Where does the string "must" appear in the records? Copy every line that contains it.

○ ○ ○ ○ ○

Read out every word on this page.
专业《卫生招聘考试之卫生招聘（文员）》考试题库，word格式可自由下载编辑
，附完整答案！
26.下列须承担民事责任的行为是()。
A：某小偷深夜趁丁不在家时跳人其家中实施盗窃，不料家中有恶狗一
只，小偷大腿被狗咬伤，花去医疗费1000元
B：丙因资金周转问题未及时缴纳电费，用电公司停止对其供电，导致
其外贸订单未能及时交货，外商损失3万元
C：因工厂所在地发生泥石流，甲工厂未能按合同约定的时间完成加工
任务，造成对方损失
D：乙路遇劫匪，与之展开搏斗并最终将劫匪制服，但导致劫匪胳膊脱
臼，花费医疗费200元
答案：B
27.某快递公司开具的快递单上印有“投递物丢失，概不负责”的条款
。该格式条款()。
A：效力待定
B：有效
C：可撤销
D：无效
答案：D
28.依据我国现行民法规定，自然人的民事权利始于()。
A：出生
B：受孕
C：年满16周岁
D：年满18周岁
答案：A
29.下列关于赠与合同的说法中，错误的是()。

○ ○ ○ ○ ○

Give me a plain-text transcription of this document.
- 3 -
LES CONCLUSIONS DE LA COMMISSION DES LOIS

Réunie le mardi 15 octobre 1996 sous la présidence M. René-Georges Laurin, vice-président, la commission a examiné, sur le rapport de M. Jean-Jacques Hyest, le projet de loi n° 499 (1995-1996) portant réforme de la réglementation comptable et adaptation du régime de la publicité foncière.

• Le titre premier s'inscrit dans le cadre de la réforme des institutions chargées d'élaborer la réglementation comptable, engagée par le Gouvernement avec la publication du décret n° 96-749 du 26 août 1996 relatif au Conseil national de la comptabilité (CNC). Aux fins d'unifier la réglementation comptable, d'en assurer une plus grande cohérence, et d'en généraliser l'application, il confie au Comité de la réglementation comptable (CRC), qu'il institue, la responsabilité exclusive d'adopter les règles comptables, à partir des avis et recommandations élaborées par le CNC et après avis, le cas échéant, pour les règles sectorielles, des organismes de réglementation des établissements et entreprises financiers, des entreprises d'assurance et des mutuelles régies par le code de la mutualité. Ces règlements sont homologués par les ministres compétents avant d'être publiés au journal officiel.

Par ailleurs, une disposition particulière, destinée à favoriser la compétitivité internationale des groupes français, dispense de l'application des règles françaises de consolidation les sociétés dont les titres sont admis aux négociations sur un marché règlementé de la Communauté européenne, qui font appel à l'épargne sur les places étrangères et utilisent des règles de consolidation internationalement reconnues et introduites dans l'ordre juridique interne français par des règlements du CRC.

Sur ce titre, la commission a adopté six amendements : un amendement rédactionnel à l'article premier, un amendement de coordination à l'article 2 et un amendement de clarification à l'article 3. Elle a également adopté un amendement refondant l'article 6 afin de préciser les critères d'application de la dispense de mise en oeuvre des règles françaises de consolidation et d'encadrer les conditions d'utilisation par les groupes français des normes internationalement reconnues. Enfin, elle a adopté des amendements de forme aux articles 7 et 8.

○ ○ ○ ○ ○

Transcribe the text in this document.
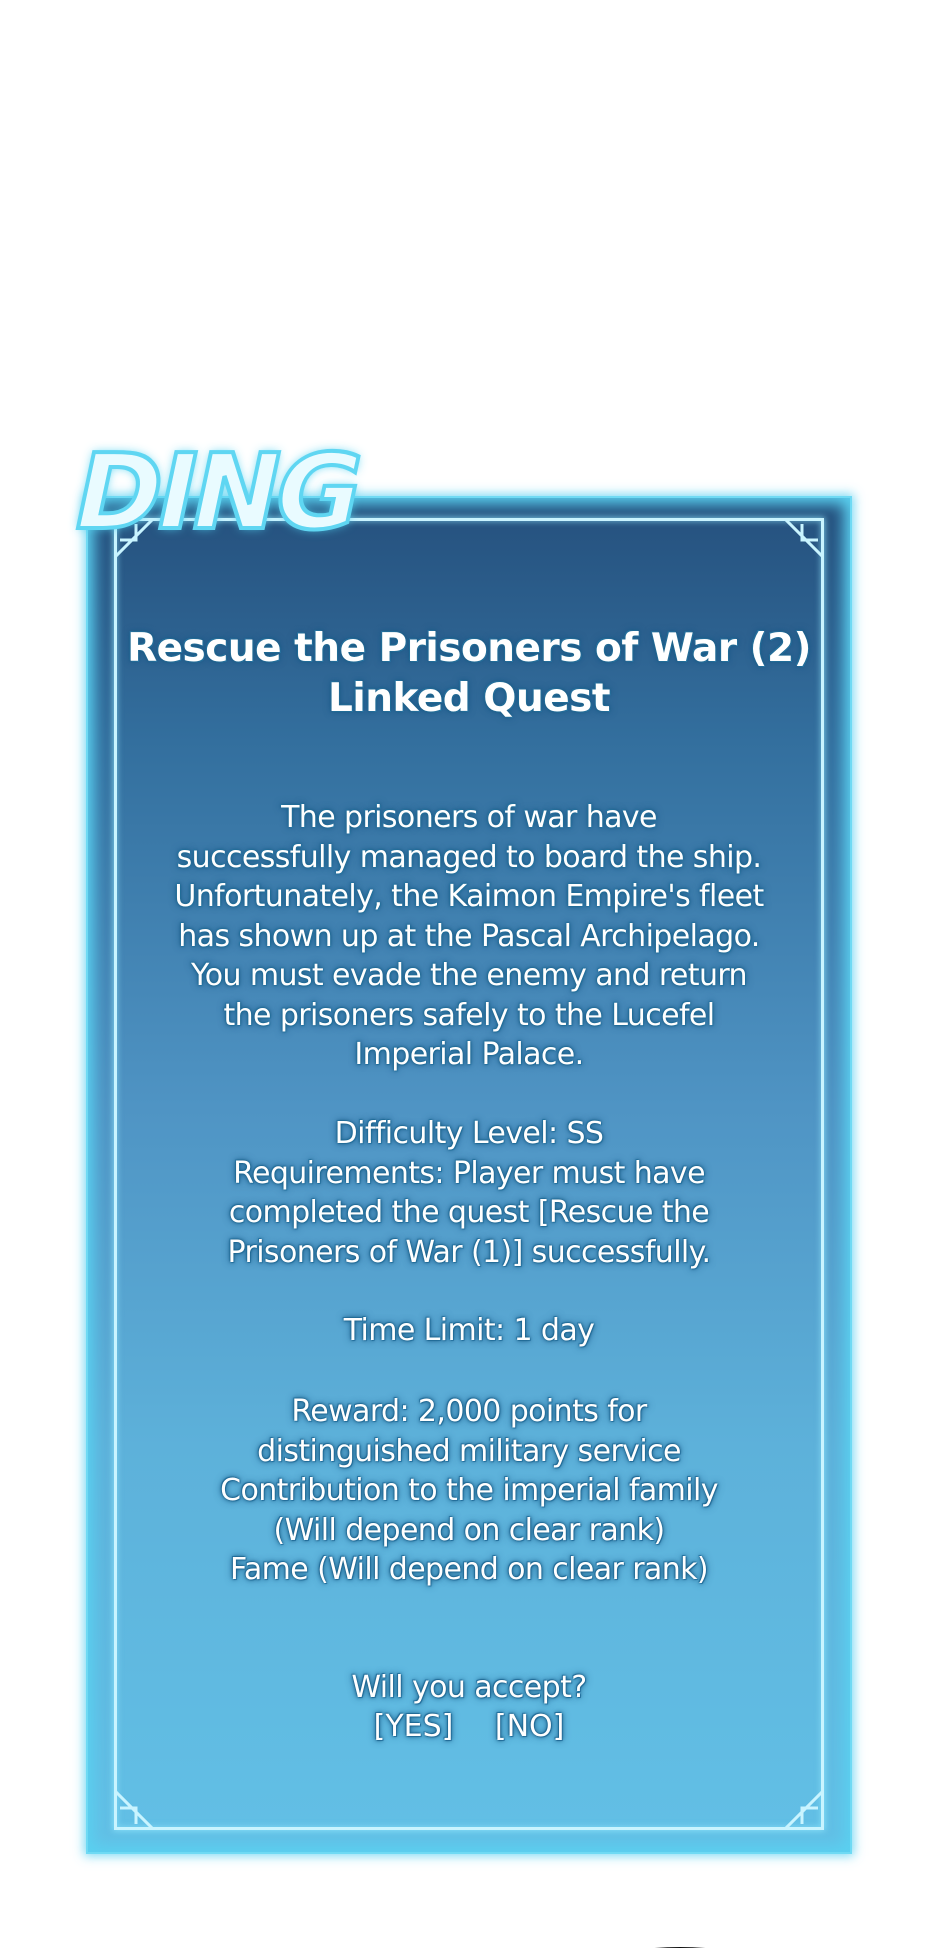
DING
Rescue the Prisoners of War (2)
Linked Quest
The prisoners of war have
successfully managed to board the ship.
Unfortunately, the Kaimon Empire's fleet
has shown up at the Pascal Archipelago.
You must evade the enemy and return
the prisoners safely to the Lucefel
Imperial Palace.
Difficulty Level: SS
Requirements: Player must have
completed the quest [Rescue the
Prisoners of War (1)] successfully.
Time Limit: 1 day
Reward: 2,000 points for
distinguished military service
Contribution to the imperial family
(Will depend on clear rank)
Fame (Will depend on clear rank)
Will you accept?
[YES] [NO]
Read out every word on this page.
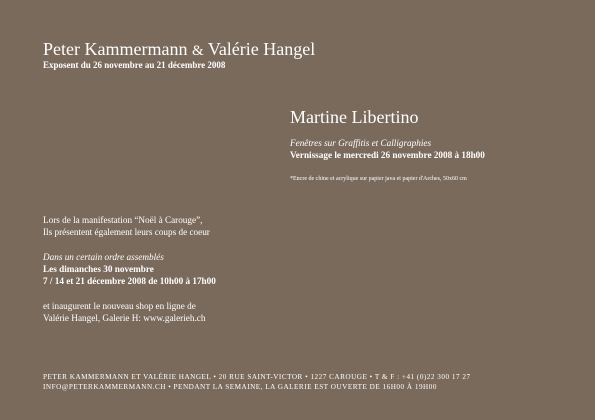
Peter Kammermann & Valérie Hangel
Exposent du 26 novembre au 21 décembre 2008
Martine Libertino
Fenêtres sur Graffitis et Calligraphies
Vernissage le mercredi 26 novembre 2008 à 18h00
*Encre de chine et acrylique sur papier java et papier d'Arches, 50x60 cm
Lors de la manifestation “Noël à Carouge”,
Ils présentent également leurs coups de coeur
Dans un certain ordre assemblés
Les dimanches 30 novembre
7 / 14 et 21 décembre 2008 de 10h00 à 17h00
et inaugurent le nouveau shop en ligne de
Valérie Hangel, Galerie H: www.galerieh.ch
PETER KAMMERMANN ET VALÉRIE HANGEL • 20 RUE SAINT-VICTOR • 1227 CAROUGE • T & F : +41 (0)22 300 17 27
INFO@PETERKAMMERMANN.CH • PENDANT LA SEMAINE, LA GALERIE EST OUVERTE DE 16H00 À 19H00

○ ○ ○ ○ ○

* [Correct response]
You must evade the enemy and return
Requirements: Player must have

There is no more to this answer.